What the exercise asks. Search the records that follow and extract every line containing the string "thechnegol".

Rows.
━━━
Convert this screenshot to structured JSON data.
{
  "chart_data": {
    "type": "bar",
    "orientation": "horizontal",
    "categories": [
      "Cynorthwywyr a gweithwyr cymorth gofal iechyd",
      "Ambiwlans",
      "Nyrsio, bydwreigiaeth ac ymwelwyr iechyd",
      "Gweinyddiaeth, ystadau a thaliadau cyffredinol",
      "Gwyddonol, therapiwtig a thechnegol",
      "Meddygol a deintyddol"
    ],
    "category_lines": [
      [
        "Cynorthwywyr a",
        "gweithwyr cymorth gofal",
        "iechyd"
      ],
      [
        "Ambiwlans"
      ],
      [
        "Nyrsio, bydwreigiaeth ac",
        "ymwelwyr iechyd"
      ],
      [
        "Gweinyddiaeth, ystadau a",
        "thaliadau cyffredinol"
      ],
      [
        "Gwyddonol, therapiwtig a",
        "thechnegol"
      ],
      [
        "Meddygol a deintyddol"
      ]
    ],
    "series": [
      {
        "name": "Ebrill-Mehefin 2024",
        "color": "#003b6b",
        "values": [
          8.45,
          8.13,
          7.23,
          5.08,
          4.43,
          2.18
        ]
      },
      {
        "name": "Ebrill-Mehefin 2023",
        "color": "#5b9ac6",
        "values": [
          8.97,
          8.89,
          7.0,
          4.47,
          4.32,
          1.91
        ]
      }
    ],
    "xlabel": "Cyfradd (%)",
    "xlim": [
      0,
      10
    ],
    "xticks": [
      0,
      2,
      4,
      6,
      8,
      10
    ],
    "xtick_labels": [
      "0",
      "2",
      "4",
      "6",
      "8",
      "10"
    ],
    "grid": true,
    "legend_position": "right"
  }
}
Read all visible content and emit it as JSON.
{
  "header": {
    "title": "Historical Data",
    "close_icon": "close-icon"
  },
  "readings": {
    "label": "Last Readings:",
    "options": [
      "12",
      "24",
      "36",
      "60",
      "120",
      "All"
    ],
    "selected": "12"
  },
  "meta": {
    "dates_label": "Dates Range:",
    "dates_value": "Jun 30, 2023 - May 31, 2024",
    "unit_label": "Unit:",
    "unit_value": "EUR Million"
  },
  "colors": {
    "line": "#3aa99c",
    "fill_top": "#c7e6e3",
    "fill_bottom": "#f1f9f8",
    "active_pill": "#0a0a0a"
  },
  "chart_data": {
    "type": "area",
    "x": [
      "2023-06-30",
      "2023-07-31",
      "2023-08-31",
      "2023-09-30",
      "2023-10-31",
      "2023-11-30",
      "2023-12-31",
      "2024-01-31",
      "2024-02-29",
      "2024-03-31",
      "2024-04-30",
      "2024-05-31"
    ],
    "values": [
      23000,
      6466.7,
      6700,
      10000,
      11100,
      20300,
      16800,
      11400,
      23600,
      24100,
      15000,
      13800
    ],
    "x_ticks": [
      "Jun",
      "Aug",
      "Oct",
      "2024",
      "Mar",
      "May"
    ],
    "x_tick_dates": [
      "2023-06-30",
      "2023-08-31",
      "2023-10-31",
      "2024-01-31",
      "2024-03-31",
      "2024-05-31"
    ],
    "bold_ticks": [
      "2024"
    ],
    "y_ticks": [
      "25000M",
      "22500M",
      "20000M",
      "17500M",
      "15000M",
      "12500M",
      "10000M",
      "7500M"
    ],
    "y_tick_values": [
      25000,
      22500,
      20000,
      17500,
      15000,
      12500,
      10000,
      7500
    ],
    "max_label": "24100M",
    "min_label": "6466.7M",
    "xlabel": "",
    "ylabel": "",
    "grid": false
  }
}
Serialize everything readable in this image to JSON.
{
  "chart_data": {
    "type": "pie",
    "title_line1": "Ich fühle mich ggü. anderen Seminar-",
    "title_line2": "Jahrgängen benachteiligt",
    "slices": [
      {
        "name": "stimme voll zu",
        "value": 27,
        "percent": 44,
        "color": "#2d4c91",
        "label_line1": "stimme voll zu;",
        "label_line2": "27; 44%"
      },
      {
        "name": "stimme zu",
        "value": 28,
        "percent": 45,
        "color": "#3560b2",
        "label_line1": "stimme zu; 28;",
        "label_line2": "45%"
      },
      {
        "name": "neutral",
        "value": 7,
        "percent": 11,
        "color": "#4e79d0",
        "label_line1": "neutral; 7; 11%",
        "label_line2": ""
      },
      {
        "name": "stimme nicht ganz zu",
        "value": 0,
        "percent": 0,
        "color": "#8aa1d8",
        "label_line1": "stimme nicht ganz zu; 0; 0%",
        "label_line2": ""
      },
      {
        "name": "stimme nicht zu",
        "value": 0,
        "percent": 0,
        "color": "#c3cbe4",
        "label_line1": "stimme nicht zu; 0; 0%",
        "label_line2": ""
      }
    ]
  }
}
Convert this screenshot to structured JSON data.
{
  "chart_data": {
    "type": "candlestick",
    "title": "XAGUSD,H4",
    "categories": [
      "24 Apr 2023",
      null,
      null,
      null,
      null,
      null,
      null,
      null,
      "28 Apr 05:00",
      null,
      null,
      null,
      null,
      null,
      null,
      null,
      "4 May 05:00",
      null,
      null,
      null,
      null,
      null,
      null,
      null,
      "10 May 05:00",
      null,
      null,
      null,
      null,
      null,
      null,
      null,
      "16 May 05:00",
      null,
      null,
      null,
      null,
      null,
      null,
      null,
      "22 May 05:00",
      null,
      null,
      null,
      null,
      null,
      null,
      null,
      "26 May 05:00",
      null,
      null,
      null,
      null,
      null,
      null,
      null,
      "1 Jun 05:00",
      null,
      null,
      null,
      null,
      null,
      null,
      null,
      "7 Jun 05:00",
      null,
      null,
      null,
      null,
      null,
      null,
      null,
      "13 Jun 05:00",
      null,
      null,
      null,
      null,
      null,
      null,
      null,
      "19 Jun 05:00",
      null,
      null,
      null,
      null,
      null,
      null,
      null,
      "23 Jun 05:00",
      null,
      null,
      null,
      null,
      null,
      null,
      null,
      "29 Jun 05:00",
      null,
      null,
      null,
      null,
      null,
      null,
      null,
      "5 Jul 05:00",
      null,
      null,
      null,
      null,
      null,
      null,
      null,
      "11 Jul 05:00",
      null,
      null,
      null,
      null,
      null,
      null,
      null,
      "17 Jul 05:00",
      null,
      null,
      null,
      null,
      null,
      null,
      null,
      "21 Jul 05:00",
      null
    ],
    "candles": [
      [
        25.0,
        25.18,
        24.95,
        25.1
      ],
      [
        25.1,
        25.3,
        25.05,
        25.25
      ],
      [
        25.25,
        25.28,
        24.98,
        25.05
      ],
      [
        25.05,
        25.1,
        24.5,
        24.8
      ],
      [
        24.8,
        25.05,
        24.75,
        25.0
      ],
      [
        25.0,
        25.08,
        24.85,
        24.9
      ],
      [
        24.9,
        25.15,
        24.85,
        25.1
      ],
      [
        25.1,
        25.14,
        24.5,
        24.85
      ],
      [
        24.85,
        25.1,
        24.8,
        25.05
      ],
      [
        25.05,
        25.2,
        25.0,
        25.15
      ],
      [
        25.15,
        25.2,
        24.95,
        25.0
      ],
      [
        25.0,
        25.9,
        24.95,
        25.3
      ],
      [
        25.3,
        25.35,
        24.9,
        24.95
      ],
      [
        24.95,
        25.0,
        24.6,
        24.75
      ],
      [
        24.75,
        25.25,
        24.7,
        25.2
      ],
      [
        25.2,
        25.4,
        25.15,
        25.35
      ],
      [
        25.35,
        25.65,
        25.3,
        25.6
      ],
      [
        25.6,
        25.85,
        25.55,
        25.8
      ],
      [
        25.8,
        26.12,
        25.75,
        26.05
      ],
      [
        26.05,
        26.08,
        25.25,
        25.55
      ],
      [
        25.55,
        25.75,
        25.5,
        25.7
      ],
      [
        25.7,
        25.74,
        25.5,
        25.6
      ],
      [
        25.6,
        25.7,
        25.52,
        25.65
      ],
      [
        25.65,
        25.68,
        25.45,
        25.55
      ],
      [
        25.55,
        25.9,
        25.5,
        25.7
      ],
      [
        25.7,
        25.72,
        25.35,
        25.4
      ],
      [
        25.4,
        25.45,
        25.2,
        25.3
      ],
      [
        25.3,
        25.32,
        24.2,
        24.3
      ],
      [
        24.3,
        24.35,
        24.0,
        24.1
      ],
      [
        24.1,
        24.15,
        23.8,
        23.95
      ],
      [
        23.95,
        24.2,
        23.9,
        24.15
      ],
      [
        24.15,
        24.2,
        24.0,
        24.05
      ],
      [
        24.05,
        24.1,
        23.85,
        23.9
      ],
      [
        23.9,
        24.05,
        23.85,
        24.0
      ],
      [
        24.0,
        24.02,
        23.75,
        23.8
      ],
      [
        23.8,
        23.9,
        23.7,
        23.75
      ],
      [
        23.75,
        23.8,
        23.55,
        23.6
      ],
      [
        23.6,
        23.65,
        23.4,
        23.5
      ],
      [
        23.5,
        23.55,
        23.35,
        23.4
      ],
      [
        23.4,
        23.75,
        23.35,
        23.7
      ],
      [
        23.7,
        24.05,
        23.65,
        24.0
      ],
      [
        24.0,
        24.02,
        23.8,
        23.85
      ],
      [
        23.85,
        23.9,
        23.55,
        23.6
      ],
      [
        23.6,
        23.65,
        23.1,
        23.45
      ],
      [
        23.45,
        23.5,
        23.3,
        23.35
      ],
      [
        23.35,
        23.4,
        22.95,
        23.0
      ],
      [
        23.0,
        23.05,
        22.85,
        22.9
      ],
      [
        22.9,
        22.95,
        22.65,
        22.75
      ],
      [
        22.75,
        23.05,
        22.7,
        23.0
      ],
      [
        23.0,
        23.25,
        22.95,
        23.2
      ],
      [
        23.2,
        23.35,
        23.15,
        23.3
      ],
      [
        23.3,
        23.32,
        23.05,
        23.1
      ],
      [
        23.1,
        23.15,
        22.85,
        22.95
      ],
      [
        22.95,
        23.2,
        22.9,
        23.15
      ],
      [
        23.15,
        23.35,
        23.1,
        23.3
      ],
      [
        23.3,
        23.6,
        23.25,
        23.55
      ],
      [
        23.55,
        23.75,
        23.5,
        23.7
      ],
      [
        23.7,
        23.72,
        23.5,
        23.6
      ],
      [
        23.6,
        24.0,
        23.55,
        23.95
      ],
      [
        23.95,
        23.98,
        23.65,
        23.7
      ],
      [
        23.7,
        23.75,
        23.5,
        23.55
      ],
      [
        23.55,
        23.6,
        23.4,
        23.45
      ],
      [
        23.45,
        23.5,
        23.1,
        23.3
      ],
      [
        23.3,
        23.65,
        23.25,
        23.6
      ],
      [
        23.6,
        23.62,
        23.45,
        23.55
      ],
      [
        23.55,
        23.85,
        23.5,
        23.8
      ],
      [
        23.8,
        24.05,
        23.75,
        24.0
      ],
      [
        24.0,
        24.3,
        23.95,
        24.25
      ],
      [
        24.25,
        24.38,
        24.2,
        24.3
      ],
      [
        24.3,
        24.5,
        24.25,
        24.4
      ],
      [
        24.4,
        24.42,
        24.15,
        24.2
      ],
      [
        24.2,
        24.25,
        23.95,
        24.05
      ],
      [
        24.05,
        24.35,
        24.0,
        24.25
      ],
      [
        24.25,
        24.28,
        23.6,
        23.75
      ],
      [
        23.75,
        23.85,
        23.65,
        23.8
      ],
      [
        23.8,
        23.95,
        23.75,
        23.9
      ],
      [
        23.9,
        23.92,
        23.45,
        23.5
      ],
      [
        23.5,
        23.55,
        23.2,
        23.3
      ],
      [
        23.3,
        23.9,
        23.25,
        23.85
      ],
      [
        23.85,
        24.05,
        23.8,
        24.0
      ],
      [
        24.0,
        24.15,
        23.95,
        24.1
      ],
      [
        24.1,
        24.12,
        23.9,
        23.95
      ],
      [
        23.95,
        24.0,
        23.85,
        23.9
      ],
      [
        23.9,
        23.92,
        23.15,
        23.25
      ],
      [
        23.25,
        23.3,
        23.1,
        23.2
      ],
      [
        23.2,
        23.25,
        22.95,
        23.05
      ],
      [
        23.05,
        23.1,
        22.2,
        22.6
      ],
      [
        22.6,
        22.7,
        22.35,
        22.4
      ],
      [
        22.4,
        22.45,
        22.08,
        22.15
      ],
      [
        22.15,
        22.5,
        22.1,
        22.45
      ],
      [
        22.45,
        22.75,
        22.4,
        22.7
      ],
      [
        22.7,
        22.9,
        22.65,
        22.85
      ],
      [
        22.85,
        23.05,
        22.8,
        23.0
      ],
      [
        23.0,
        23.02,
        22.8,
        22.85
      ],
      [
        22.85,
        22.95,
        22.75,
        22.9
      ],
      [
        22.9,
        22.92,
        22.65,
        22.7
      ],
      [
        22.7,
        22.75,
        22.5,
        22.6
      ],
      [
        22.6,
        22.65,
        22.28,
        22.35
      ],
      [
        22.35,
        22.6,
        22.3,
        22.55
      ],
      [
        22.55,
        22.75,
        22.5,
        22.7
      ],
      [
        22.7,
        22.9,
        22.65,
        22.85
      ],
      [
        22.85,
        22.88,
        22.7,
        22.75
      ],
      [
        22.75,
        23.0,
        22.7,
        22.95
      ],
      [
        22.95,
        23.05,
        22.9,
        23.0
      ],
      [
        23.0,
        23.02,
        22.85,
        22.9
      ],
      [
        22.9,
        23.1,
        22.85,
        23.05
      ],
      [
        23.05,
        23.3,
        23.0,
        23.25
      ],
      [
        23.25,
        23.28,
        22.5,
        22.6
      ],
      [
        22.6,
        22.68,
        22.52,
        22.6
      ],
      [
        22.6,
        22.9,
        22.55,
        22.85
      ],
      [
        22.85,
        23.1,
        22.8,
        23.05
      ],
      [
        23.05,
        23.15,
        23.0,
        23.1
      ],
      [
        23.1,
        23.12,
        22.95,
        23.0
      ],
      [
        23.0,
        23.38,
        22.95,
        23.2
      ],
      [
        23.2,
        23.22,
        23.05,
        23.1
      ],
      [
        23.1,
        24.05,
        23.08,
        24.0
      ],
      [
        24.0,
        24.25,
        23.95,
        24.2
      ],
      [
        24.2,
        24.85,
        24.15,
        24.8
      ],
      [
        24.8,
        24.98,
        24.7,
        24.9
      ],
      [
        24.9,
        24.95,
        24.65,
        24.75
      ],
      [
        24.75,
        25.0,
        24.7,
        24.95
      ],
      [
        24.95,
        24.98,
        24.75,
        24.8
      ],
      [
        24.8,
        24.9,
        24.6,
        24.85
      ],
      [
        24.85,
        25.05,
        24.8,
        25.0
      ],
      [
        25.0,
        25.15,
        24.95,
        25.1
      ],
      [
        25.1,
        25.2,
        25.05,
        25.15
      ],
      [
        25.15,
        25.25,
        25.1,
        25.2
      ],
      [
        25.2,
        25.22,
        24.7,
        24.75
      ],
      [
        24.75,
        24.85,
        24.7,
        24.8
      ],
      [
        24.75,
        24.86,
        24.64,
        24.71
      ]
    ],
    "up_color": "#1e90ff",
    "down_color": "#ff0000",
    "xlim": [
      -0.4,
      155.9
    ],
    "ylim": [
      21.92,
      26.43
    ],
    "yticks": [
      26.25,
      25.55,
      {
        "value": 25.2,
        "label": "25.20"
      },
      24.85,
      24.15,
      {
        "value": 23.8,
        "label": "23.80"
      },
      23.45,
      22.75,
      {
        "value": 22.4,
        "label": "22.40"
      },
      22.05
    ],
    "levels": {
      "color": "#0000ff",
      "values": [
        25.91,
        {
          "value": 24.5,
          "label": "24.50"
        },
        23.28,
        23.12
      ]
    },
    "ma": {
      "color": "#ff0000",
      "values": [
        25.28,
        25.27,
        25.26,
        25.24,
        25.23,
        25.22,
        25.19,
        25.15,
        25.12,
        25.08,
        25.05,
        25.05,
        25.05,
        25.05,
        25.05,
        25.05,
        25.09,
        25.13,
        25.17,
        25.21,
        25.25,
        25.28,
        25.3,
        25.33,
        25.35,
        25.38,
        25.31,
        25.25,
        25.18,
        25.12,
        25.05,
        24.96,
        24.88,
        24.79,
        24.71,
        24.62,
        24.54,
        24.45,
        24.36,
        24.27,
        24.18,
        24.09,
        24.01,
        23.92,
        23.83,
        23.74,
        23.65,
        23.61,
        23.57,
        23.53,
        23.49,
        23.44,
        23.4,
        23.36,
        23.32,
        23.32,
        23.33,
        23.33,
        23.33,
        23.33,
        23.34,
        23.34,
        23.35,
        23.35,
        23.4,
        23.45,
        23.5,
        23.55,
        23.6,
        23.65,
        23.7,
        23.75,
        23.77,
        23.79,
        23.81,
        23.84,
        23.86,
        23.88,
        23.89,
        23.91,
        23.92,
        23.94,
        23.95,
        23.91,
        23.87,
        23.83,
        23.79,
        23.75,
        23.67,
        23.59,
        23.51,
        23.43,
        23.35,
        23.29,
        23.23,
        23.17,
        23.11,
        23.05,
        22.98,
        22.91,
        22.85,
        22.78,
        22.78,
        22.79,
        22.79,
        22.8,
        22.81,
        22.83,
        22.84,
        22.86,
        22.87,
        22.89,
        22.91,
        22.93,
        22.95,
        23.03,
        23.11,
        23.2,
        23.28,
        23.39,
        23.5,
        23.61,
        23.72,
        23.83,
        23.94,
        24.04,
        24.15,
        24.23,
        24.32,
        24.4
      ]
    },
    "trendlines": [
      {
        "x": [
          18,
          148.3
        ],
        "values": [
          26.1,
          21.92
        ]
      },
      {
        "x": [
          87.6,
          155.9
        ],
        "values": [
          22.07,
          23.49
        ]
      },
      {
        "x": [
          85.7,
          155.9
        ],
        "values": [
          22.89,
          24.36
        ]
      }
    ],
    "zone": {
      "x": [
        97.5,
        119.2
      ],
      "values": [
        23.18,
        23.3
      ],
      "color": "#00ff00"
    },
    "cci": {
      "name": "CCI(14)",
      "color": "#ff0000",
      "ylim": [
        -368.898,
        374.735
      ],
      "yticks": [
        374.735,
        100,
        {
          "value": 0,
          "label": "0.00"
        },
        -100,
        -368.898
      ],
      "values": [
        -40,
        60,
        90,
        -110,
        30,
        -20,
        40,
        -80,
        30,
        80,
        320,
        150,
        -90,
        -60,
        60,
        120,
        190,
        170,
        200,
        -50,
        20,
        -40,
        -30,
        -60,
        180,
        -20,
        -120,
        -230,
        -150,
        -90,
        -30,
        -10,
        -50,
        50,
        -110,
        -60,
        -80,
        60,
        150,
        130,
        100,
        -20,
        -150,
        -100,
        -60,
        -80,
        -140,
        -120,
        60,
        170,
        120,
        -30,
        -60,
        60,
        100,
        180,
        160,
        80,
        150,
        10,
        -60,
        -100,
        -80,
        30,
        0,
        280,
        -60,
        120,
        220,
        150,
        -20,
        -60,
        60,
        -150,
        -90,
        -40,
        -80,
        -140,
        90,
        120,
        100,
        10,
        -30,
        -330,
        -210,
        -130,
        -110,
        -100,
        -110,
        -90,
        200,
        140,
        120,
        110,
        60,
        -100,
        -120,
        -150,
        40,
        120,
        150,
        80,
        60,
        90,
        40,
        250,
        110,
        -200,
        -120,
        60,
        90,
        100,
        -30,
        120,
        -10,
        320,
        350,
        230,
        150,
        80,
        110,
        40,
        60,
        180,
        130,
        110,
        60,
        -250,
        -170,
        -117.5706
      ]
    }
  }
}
━━━
Written reply.
      "Gwyddonol, therapiwtig a thechnegol",
        "thechnegol"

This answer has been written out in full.